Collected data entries
....

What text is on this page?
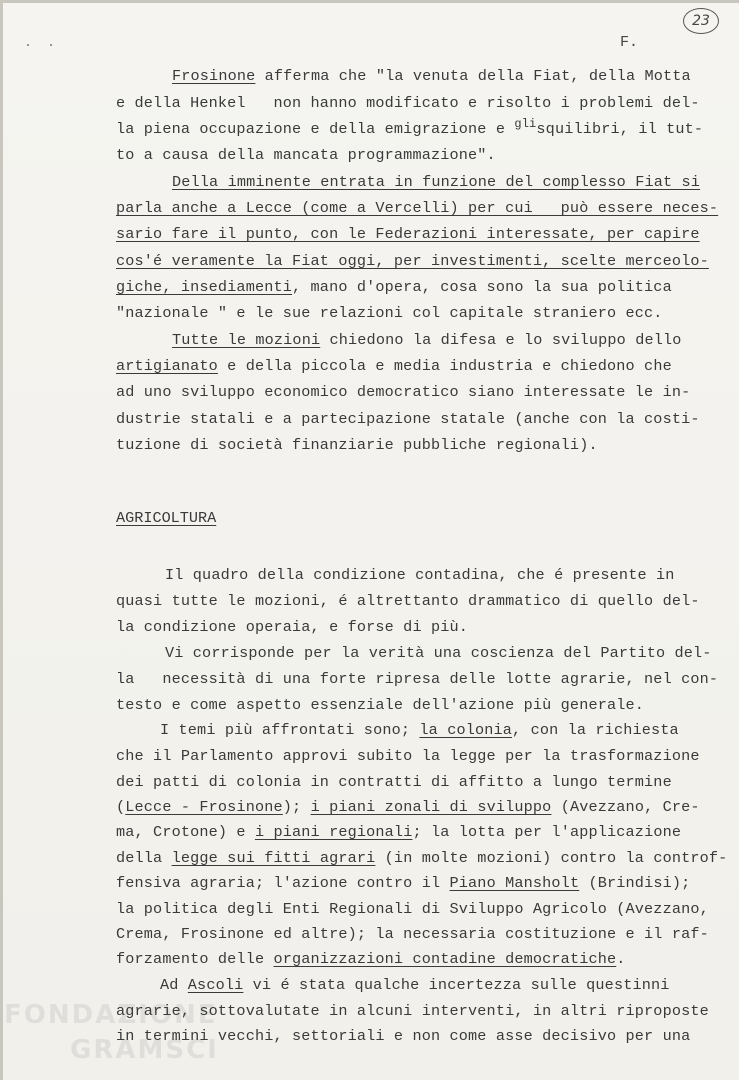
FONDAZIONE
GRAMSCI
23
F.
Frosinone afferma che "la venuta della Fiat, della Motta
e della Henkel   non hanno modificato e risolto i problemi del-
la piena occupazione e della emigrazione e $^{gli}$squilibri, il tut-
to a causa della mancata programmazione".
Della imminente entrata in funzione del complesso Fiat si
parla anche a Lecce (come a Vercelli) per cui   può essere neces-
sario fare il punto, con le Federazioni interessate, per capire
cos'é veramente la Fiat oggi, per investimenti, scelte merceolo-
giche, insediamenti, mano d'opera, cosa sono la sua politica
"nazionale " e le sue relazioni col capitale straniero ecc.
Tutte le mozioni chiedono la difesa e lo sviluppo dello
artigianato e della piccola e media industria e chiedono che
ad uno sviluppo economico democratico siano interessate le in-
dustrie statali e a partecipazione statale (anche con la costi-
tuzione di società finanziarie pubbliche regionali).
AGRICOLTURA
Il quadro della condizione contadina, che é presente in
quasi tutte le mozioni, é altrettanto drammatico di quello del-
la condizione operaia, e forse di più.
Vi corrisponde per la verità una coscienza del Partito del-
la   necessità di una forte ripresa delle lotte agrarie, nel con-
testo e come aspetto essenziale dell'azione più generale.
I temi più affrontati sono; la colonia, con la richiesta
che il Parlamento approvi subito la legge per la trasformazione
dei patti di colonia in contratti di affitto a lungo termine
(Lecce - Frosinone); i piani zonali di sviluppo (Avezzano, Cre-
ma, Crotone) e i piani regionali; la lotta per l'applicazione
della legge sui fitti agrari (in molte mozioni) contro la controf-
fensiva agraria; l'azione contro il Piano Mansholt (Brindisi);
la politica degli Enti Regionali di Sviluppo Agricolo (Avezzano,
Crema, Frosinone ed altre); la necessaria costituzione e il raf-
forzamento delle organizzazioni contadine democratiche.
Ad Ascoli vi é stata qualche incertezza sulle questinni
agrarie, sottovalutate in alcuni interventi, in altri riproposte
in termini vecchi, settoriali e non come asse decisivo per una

....

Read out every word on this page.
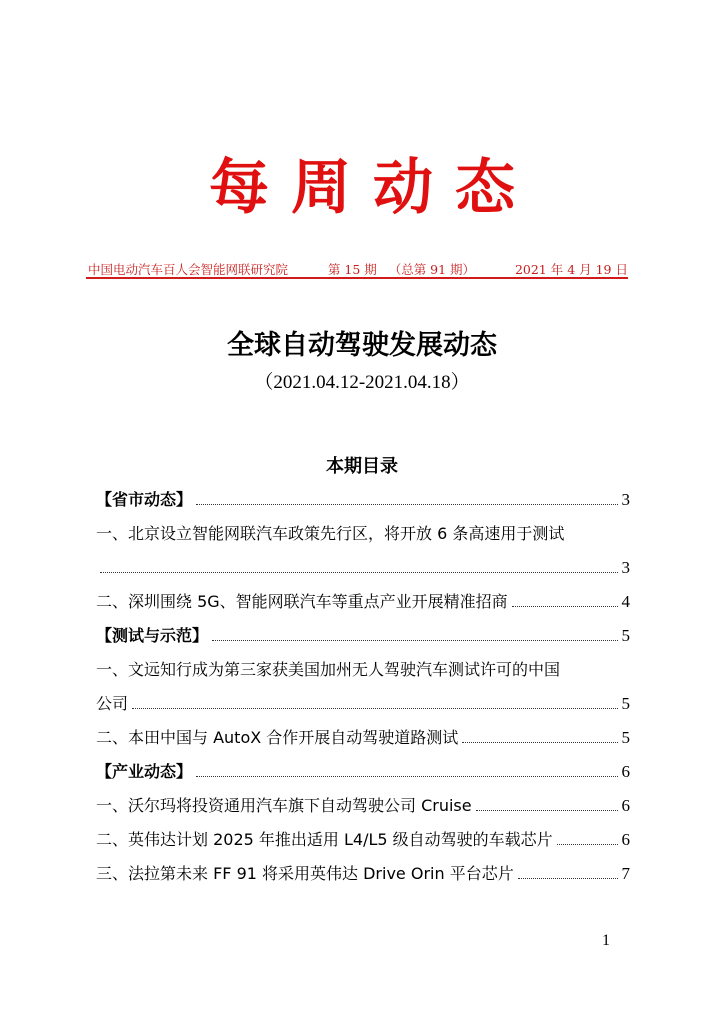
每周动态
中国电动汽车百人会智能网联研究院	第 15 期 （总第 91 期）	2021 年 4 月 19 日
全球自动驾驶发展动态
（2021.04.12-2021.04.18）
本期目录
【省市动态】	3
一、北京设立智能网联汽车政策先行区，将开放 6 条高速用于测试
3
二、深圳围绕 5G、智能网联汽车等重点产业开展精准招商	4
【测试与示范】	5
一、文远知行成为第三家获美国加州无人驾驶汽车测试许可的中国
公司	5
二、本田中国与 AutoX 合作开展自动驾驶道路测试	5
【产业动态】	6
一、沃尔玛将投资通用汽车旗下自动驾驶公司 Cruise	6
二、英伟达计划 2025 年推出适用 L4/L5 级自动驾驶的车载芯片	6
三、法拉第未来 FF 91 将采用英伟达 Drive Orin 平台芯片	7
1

....

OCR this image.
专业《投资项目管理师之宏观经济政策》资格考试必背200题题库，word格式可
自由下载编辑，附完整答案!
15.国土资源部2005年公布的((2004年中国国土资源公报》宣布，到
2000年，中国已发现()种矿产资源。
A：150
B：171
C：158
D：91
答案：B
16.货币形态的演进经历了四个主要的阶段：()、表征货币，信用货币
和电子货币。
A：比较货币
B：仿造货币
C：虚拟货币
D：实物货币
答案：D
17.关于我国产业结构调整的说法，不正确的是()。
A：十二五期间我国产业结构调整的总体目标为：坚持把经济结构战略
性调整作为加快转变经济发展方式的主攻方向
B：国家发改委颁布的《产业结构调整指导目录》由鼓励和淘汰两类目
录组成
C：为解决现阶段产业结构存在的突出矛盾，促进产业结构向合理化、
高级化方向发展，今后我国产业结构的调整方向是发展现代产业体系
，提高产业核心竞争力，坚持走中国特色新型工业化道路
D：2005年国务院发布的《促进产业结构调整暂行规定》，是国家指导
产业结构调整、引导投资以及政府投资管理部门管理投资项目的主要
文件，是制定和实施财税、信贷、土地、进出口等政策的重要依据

....

> [Written instruction] Scan the material and collect every line that contains "condizione".

> [Exercise answer]
Il quadro della condizione contadina, che é presente in
la condizione operaia, e forse di più.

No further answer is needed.